**WRITTEN INSTRUCTION**
All of the data below must be repeated exactly.

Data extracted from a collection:

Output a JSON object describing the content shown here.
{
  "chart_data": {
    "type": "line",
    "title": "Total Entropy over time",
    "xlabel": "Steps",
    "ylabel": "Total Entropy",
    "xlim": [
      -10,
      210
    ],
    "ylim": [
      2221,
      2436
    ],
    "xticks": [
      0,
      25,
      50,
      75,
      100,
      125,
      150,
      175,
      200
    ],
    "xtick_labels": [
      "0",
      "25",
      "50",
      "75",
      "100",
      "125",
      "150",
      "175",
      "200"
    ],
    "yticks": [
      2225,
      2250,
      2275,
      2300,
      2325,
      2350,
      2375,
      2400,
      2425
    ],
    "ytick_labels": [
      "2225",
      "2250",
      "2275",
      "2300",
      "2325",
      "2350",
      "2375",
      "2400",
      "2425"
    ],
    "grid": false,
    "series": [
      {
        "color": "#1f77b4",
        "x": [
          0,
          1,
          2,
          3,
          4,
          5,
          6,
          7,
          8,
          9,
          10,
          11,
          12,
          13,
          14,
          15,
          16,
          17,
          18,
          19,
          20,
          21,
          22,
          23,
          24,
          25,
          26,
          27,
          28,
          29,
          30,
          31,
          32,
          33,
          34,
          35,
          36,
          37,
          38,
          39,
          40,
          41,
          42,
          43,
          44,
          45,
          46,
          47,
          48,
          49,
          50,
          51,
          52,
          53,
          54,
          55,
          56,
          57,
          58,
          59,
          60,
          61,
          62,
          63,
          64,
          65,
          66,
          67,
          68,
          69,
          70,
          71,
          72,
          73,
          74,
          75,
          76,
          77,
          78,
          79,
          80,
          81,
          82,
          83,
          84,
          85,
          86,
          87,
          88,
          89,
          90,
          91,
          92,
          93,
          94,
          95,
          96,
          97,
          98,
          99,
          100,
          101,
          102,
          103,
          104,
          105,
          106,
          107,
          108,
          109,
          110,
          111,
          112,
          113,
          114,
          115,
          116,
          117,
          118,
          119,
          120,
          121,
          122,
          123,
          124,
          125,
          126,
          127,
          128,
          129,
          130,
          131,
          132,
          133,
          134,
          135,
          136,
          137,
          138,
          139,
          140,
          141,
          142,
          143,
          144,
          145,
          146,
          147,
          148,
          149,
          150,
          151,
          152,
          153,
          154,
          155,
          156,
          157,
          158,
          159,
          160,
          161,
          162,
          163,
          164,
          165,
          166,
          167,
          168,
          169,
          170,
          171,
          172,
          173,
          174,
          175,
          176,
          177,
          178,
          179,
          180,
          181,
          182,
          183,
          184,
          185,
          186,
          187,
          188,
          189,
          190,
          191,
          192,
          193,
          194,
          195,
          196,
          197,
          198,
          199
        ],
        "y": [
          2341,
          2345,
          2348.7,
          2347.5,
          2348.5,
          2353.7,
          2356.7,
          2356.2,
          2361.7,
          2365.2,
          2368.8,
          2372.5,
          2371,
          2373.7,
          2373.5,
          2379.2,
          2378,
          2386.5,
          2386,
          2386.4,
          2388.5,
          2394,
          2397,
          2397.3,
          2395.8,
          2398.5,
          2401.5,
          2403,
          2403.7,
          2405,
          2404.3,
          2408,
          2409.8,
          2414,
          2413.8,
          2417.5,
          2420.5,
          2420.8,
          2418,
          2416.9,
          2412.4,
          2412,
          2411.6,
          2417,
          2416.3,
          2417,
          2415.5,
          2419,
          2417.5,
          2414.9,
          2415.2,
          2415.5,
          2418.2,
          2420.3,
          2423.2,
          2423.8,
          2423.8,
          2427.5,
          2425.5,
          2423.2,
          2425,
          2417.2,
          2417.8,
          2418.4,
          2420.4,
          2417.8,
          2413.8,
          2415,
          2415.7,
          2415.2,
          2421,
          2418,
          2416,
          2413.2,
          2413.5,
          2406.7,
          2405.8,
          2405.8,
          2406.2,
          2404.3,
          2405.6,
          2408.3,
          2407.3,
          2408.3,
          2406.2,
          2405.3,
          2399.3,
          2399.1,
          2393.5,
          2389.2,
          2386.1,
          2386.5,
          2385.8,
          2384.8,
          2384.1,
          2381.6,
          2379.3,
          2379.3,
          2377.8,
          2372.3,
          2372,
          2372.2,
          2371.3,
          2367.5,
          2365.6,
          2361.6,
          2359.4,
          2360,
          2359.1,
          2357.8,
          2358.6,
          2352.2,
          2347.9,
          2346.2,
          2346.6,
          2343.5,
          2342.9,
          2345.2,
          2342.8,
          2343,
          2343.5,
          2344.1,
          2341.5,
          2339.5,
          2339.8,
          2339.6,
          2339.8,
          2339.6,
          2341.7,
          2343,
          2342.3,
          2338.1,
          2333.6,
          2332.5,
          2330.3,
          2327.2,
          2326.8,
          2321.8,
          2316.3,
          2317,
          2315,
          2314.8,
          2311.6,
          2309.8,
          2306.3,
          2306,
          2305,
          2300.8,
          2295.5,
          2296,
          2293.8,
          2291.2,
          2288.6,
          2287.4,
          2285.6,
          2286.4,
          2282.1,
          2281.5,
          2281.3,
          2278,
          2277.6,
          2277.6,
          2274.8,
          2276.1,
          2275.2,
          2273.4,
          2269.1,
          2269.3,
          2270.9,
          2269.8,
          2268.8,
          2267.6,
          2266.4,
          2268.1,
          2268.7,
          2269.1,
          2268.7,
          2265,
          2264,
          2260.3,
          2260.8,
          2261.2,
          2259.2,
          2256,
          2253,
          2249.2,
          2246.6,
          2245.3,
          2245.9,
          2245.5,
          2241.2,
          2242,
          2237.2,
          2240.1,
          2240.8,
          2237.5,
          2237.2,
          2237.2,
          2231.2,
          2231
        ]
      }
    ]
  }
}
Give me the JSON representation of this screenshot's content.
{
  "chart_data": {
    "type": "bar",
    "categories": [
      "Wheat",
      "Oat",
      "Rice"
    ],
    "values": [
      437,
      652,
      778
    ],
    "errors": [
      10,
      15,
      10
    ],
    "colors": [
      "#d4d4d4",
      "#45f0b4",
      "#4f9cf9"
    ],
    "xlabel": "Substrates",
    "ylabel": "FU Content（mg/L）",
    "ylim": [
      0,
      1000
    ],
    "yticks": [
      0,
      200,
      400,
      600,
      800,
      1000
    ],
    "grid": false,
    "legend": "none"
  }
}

**TASK RESULT**
Output a JSON object describing the content shown here.
{
  "chart_data": {
    "type": "line",
    "title": "Total Entropy over time",
    "xlabel": "Steps",
    "ylabel": "Total Entropy",
    "xlim": [
      -10,
      210
    ],
    "ylim": [
      2221,
      2436
    ],
    "xticks": [
      0,
      25,
      50,
      75,
      100,
      125,
      150,
      175,
      200
    ],
    "xtick_labels": [
      "0",
      "25",
      "50",
      "75",
      "100",
      "125",
      "150",
      "175",
      "200"
    ],
    "yticks": [
      2225,
      2250,
      2275,
      2300,
      2325,
      2350,
      2375,
      2400,
      2425
    ],
    "ytick_labels": [
      "2225",
      "2250",
      "2275",
      "2300",
      "2325",
      "2350",
      "2375",
      "2400",
      "2425"
    ],
    "grid": false,
    "series": [
      {
        "color": "#1f77b4",
        "x": [
          0,
          1,
          2,
          3,
          4,
          5,
          6,
          7,
          8,
          9,
          10,
          11,
          12,
          13,
          14,
          15,
          16,
          17,
          18,
          19,
          20,
          21,
          22,
          23,
          24,
          25,
          26,
          27,
          28,
          29,
          30,
          31,
          32,
          33,
          34,
          35,
          36,
          37,
          38,
          39,
          40,
          41,
          42,
          43,
          44,
          45,
          46,
          47,
          48,
          49,
          50,
          51,
          52,
          53,
          54,
          55,
          56,
          57,
          58,
          59,
          60,
          61,
          62,
          63,
          64,
          65,
          66,
          67,
          68,
          69,
          70,
          71,
          72,
          73,
          74,
          75,
          76,
          77,
          78,
          79,
          80,
          81,
          82,
          83,
          84,
          85,
          86,
          87,
          88,
          89,
          90,
          91,
          92,
          93,
          94,
          95,
          96,
          97,
          98,
          99,
          100,
          101,
          102,
          103,
          104,
          105,
          106,
          107,
          108,
          109,
          110,
          111,
          112,
          113,
          114,
          115,
          116,
          117,
          118,
          119,
          120,
          121,
          122,
          123,
          124,
          125,
          126,
          127,
          128,
          129,
          130,
          131,
          132,
          133,
          134,
          135,
          136,
          137,
          138,
          139,
          140,
          141,
          142,
          143,
          144,
          145,
          146,
          147,
          148,
          149,
          150,
          151,
          152,
          153,
          154,
          155,
          156,
          157,
          158,
          159,
          160,
          161,
          162,
          163,
          164,
          165,
          166,
          167,
          168,
          169,
          170,
          171,
          172,
          173,
          174,
          175,
          176,
          177,
          178,
          179,
          180,
          181,
          182,
          183,
          184,
          185,
          186,
          187,
          188,
          189,
          190,
          191,
          192,
          193,
          194,
          195,
          196,
          197,
          198,
          199
        ],
        "y": [
          2341,
          2345,
          2348.7,
          2347.5,
          2348.5,
          2353.7,
          2356.7,
          2356.2,
          2361.7,
          2365.2,
          2368.8,
          2372.5,
          2371,
          2373.7,
          2373.5,
          2379.2,
          2378,
          2386.5,
          2386,
          2386.4,
          2388.5,
          2394,
          2397,
          2397.3,
          2395.8,
          2398.5,
          2401.5,
          2403,
          2403.7,
          2405,
          2404.3,
          2408,
          2409.8,
          2414,
          2413.8,
          2417.5,
          2420.5,
          2420.8,
          2418,
          2416.9,
          2412.4,
          2412,
          2411.6,
          2417,
          2416.3,
          2417,
          2415.5,
          2419,
          2417.5,
          2414.9,
          2415.2,
          2415.5,
          2418.2,
          2420.3,
          2423.2,
          2423.8,
          2423.8,
          2427.5,
          2425.5,
          2423.2,
          2425,
          2417.2,
          2417.8,
          2418.4,
          2420.4,
          2417.8,
          2413.8,
          2415,
          2415.7,
          2415.2,
          2421,
          2418,
          2416,
          2413.2,
          2413.5,
          2406.7,
          2405.8,
          2405.8,
          2406.2,
          2404.3,
          2405.6,
          2408.3,
          2407.3,
          2408.3,
          2406.2,
          2405.3,
          2399.3,
          2399.1,
          2393.5,
          2389.2,
          2386.1,
          2386.5,
          2385.8,
          2384.8,
          2384.1,
          2381.6,
          2379.3,
          2379.3,
          2377.8,
          2372.3,
          2372,
          2372.2,
          2371.3,
          2367.5,
          2365.6,
          2361.6,
          2359.4,
          2360,
          2359.1,
          2357.8,
          2358.6,
          2352.2,
          2347.9,
          2346.2,
          2346.6,
          2343.5,
          2342.9,
          2345.2,
          2342.8,
          2343,
          2343.5,
          2344.1,
          2341.5,
          2339.5,
          2339.8,
          2339.6,
          2339.8,
          2339.6,
          2341.7,
          2343,
          2342.3,
          2338.1,
          2333.6,
          2332.5,
          2330.3,
          2327.2,
          2326.8,
          2321.8,
          2316.3,
          2317,
          2315,
          2314.8,
          2311.6,
          2309.8,
          2306.3,
          2306,
          2305,
          2300.8,
          2295.5,
          2296,
          2293.8,
          2291.2,
          2288.6,
          2287.4,
          2285.6,
          2286.4,
          2282.1,
          2281.5,
          2281.3,
          2278,
          2277.6,
          2277.6,
          2274.8,
          2276.1,
          2275.2,
          2273.4,
          2269.1,
          2269.3,
          2270.9,
          2269.8,
          2268.8,
          2267.6,
          2266.4,
          2268.1,
          2268.7,
          2269.1,
          2268.7,
          2265,
          2264,
          2260.3,
          2260.8,
          2261.2,
          2259.2,
          2256,
          2253,
          2249.2,
          2246.6,
          2245.3,
          2245.9,
          2245.5,
          2241.2,
          2242,
          2237.2,
          2240.1,
          2240.8,
          2237.5,
          2237.2,
          2237.2,
          2231.2,
          2231
        ]
      }
    ]
  }
}
Give me the JSON representation of this screenshot's content.
{
  "chart_data": {
    "type": "bar",
    "categories": [
      "Wheat",
      "Oat",
      "Rice"
    ],
    "values": [
      437,
      652,
      778
    ],
    "errors": [
      10,
      15,
      10
    ],
    "colors": [
      "#d4d4d4",
      "#45f0b4",
      "#4f9cf9"
    ],
    "xlabel": "Substrates",
    "ylabel": "FU Content（mg/L）",
    "ylim": [
      0,
      1000
    ],
    "yticks": [
      0,
      200,
      400,
      600,
      800,
      1000
    ],
    "grid": false,
    "legend": "none"
  }
}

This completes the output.